## [Data rows]

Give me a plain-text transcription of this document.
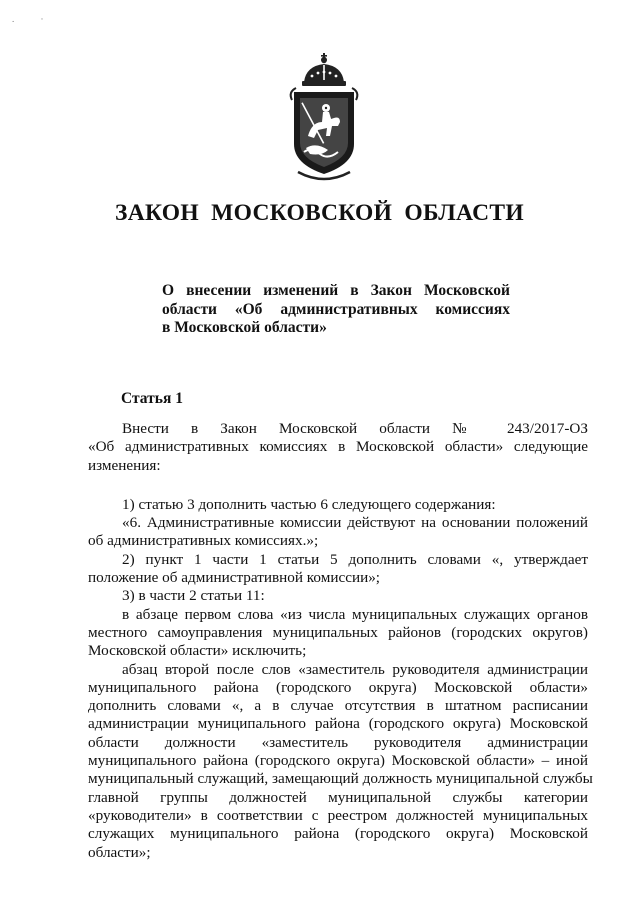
. ·
ЗАКОН МОСКОВСКОЙ ОБЛАСТИ
О внесении изменений в Закон Московской
области «Об административных комиссиях
в Московской области»
Статья 1
Внести в Закон Московской области № 243/2017-ОЗ
«Об административных комиссиях в Московской области» следующие
изменения:
1) статью 3 дополнить частью 6 следующего содержания:
«6. Административные комиссии действуют на основании положений
об административных комиссиях.»;
2) пункт 1 части 1 статьи 5 дополнить словами «, утверждает
положение об административной комиссии»;
3) в части 2 статьи 11:
в абзаце первом слова «из числа муниципальных служащих органов
местного самоуправления муниципальных районов (городских округов)
Московской области» исключить;
абзац второй после слов «заместитель руководителя администрации
муниципального района (городского округа) Московской области»
дополнить словами «, а в случае отсутствия в штатном расписании
администрации муниципального района (городского округа) Московской
области должности «заместитель руководителя администрации
муниципального района (городского округа) Московской области» – иной
муниципальный служащий, замещающий должность муниципальной службы
главной группы должностей муниципальной службы категории
«руководители» в соответствии с реестром должностей муниципальных
служащих муниципального района (городского округа) Московской
области»;
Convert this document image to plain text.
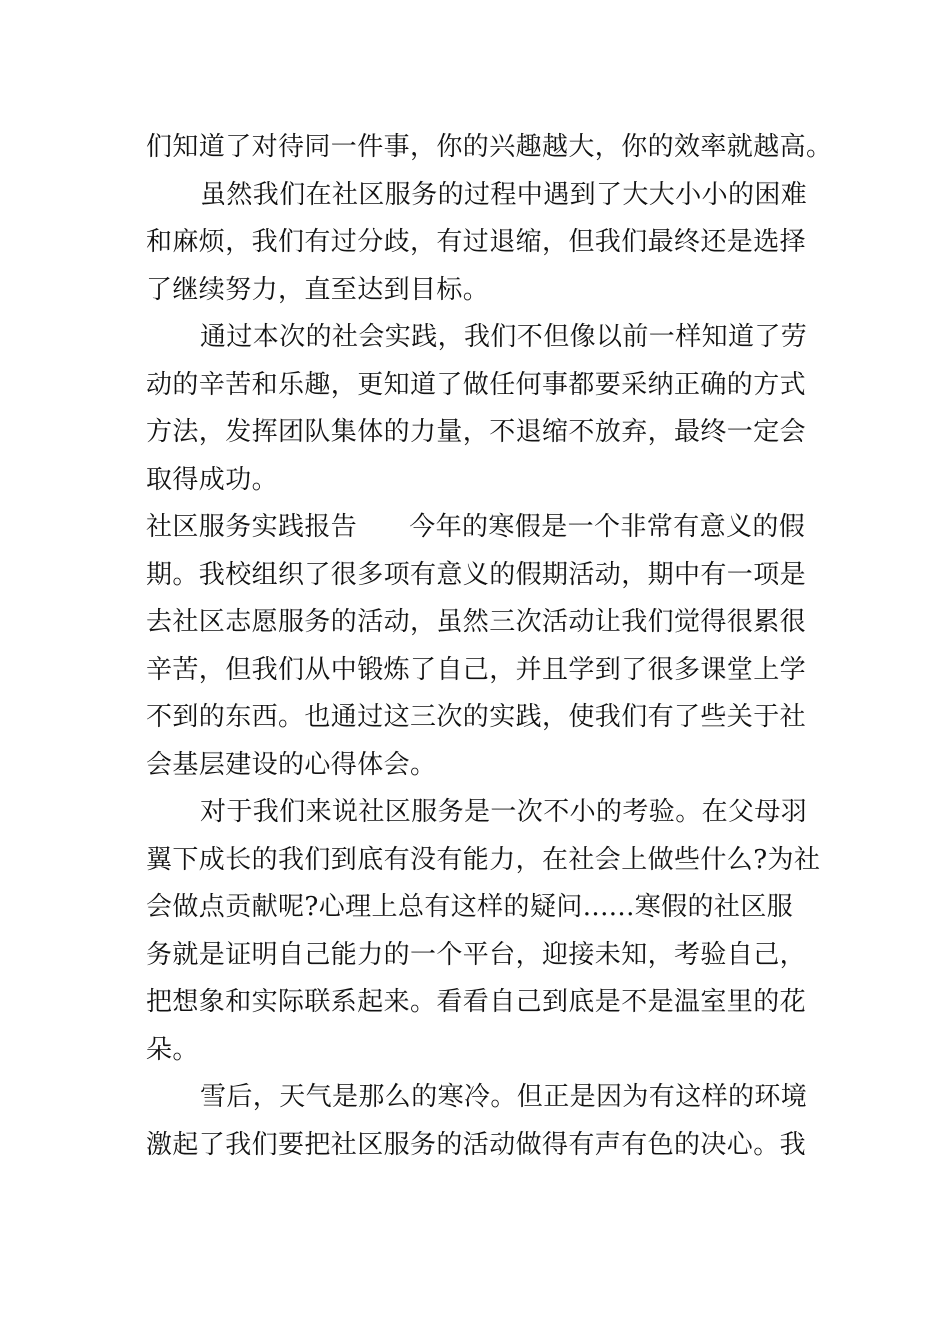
们知道了对待同一件事，你的兴趣越大，你的效率就越高。
虽然我们在社区服务的过程中遇到了大大小小的困难
和麻烦，我们有过分歧，有过退缩，但我们最终还是选择
了继续努力，直至达到目标。
通过本次的社会实践，我们不但像以前一样知道了劳
动的辛苦和乐趣，更知道了做任何事都要采纳正确的方式
方法，发挥团队集体的力量，不退缩不放弃，最终一定会
取得成功。
社区服务实践报告 今年的寒假是一个非常有意义的假
期。我校组织了很多项有意义的假期活动，期中有一项是
去社区志愿服务的活动，虽然三次活动让我们觉得很累很
辛苦，但我们从中锻炼了自己，并且学到了很多课堂上学
不到的东西。也通过这三次的实践，使我们有了些关于社
会基层建设的心得体会。
对于我们来说社区服务是一次不小的考验。在父母羽
翼下成长的我们到底有没有能力，在社会上做些什么?为社
会做点贡献呢?心理上总有这样的疑问......寒假的社区服
务就是证明自己能力的一个平台，迎接未知，考验自己，
把想象和实际联系起来。看看自己到底是不是温室里的花
朵。
雪后，天气是那么的寒冷。但正是因为有这样的环境
激起了我们要把社区服务的活动做得有声有色的决心。我
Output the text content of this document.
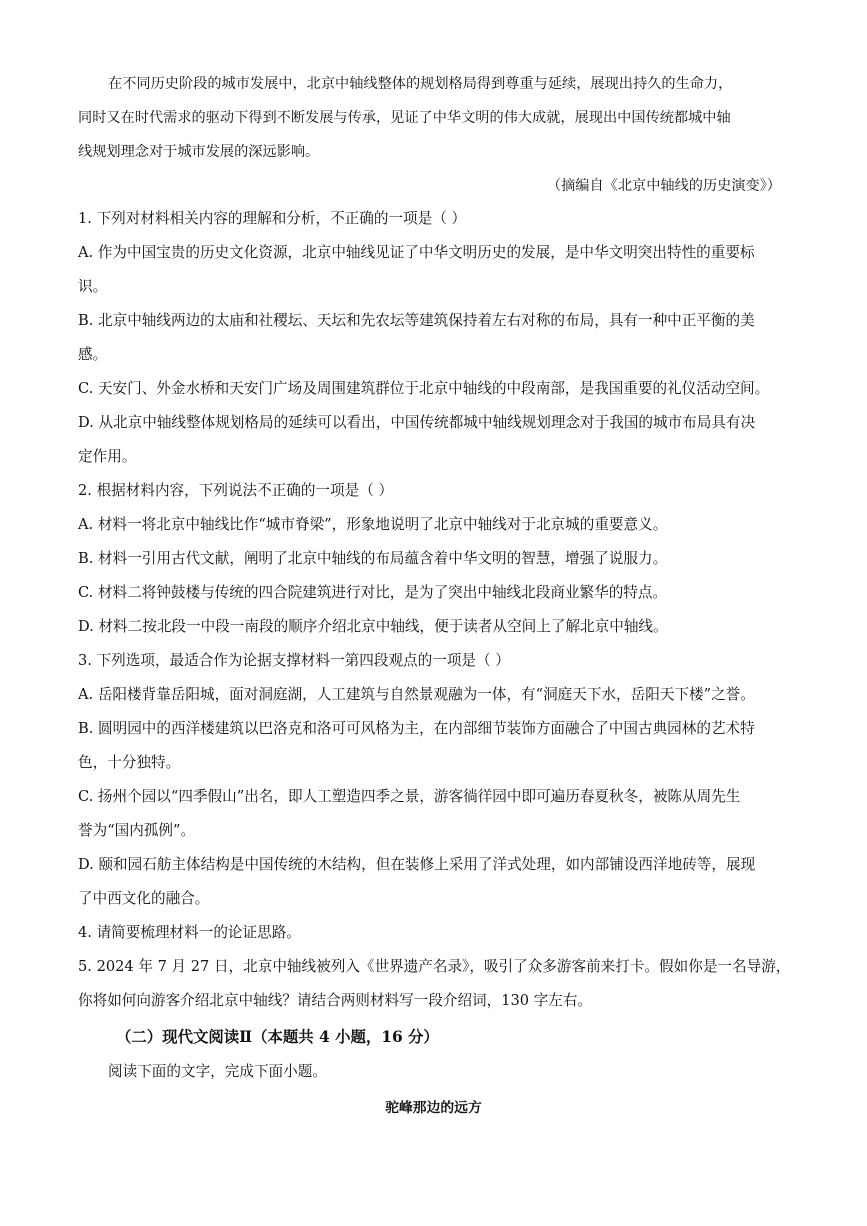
在不同历史阶段的城市发展中，北京中轴线整体的规划格局得到尊重与延续，展现出持久的生命力，
同时又在时代需求的驱动下得到不断发展与传承，见证了中华文明的伟大成就，展现出中国传统都城中轴
线规划理念对于城市发展的深远影响。
（摘编自《北京中轴线的历史演变》）
1. 下列对材料相关内容的理解和分析，不正确的一项是（ ）
A. 作为中国宝贵的历史文化资源，北京中轴线见证了中华文明历史的发展，是中华文明突出特性的重要标
识。
B. 北京中轴线两边的太庙和社稷坛、天坛和先农坛等建筑保持着左右对称的布局，具有一种中正平衡的美
感。
C. 天安门、外金水桥和天安门广场及周围建筑群位于北京中轴线的中段南部，是我国重要的礼仪活动空间。
D. 从北京中轴线整体规划格局的延续可以看出，中国传统都城中轴线规划理念对于我国的城市布局具有决
定作用。
2. 根据材料内容，下列说法不正确的一项是（ ）
A. 材料一将北京中轴线比作“城市脊梁”，形象地说明了北京中轴线对于北京城的重要意义。
B. 材料一引用古代文献，阐明了北京中轴线的布局蕴含着中华文明的智慧，增强了说服力。
C. 材料二将钟鼓楼与传统的四合院建筑进行对比，是为了突出中轴线北段商业繁华的特点。
D. 材料二按北段一中段一南段的顺序介绍北京中轴线，便于读者从空间上了解北京中轴线。
3. 下列选项，最适合作为论据支撑材料一第四段观点的一项是（ ）
A. 岳阳楼背靠岳阳城，面对洞庭湖，人工建筑与自然景观融为一体，有“洞庭天下水，岳阳天下楼”之誉。
B. 圆明园中的西洋楼建筑以巴洛克和洛可可风格为主，在内部细节装饰方面融合了中国古典园林的艺术特
色，十分独特。
C. 扬州个园以“四季假山”出名，即人工塑造四季之景，游客徜徉园中即可遍历春夏秋冬，被陈从周先生
誉为“国内孤例”。
D. 颐和园石舫主体结构是中国传统的木结构，但在装修上采用了洋式处理，如内部铺设西洋地砖等，展现
了中西文化的融合。
4. 请简要梳理材料一的论证思路。
5. 2024 年 7 月 27 日，北京中轴线被列入《世界遗产名录》，吸引了众多游客前来打卡。假如你是一名导游，
你将如何向游客介绍北京中轴线？请结合两则材料写一段介绍词，130 字左右。
（二）现代文阅读Ⅱ（本题共 4 小题，16 分）
阅读下面的文字，完成下面小题。
驼峰那边的远方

## [Your goal]
Copy out every line of the data that includes the word "округа".

## [Written answer]
муниципального района (городского округа) Московской области»
администрации муниципального района (городского округа) Московской
муниципального района (городского округа) Московской области» – иной
служащих муниципального района (городского округа) Московской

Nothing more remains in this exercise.